- _Problem to solve_
Retype all the entries word for word, but omit the pictures.

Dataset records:
================================
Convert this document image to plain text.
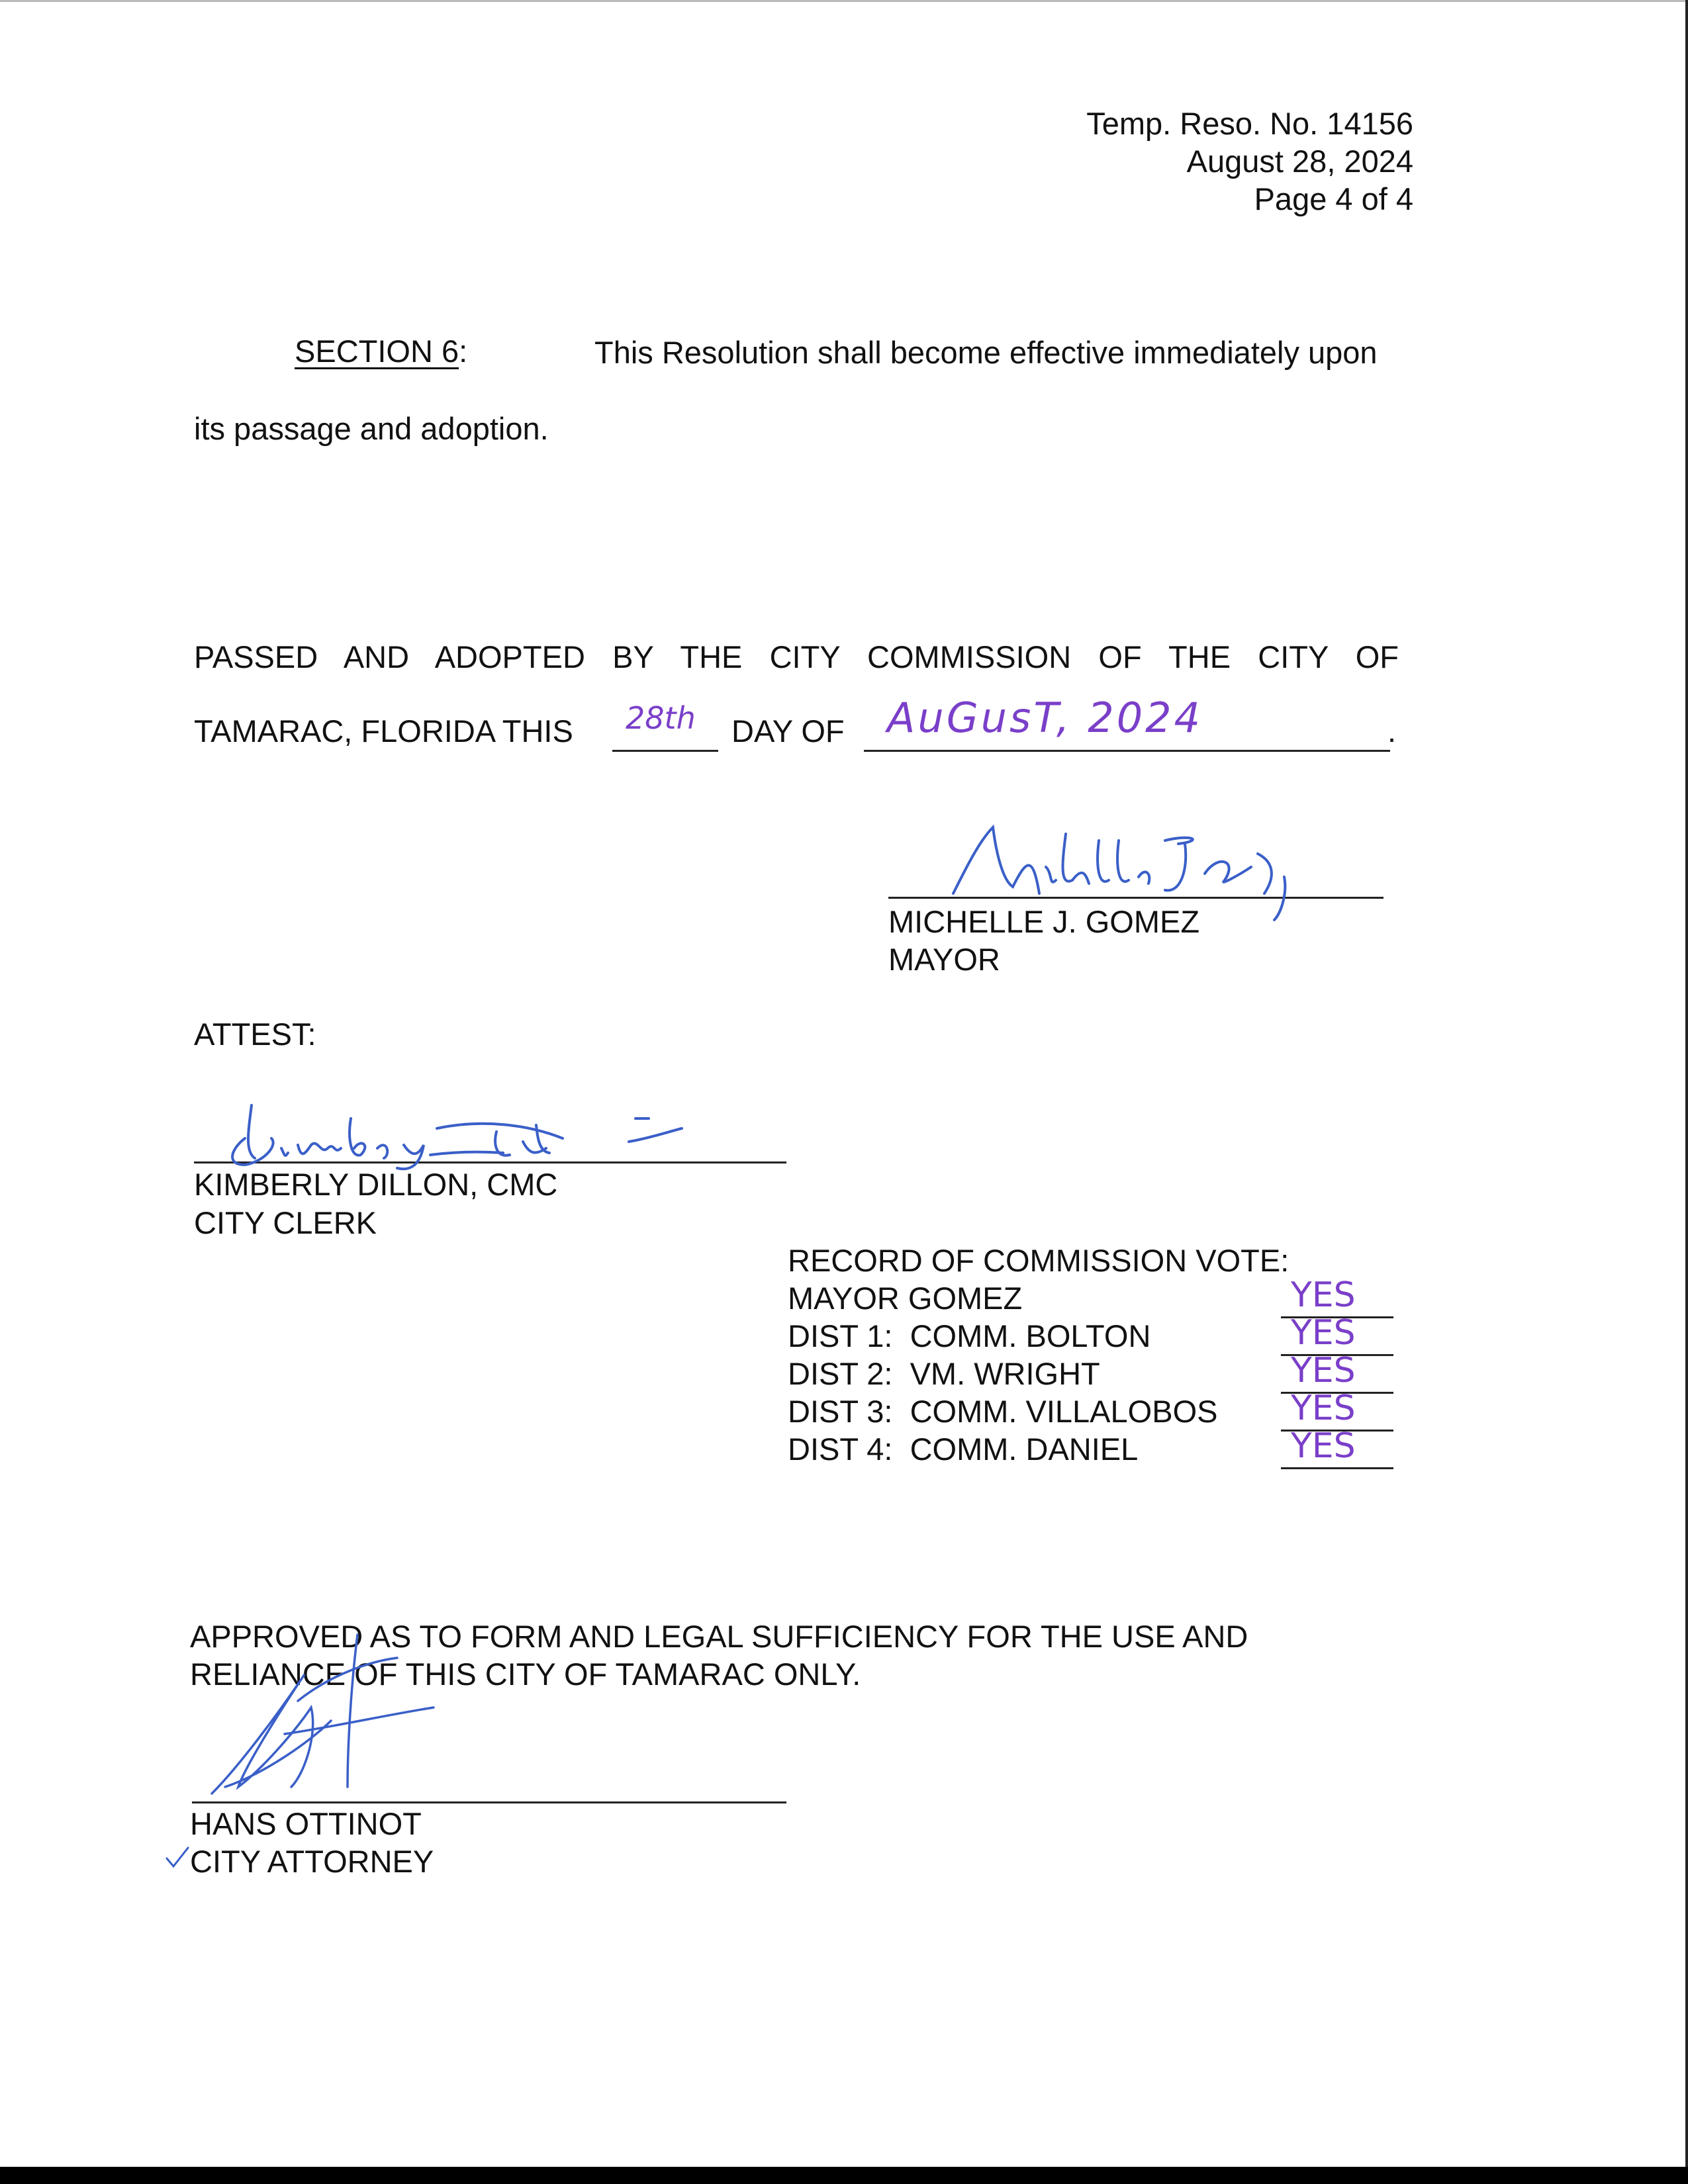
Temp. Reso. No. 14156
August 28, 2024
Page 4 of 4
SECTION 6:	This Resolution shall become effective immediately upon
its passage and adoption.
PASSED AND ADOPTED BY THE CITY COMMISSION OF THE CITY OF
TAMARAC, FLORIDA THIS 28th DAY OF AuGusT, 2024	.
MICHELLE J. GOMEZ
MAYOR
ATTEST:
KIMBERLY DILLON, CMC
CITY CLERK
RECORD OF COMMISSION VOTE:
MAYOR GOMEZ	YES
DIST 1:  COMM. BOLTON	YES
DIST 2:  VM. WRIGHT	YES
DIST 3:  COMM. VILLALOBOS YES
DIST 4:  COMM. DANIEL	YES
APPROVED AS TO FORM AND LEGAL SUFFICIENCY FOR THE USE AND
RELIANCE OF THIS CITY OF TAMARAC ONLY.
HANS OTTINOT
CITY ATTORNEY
================================
- _Response to the exercise_
Convert this document image to plain text.
Temp. Reso. No. 14156
August 28, 2024
Page 4 of 4
SECTION 6:	This Resolution shall become effective immediately upon
its passage and adoption.
PASSED AND ADOPTED BY THE CITY COMMISSION OF THE CITY OF
TAMARAC, FLORIDA THIS 28th DAY OF AuGusT, 2024	.
MICHELLE J. GOMEZ
MAYOR
ATTEST:
KIMBERLY DILLON, CMC
CITY CLERK
RECORD OF COMMISSION VOTE:
MAYOR GOMEZ	YES
DIST 1:  COMM. BOLTON	YES
DIST 2:  VM. WRIGHT	YES
DIST 3:  COMM. VILLALOBOS YES
DIST 4:  COMM. DANIEL	YES
APPROVED AS TO FORM AND LEGAL SUFFICIENCY FOR THE USE AND
RELIANCE OF THIS CITY OF TAMARAC ONLY.
HANS OTTINOT
CITY ATTORNEY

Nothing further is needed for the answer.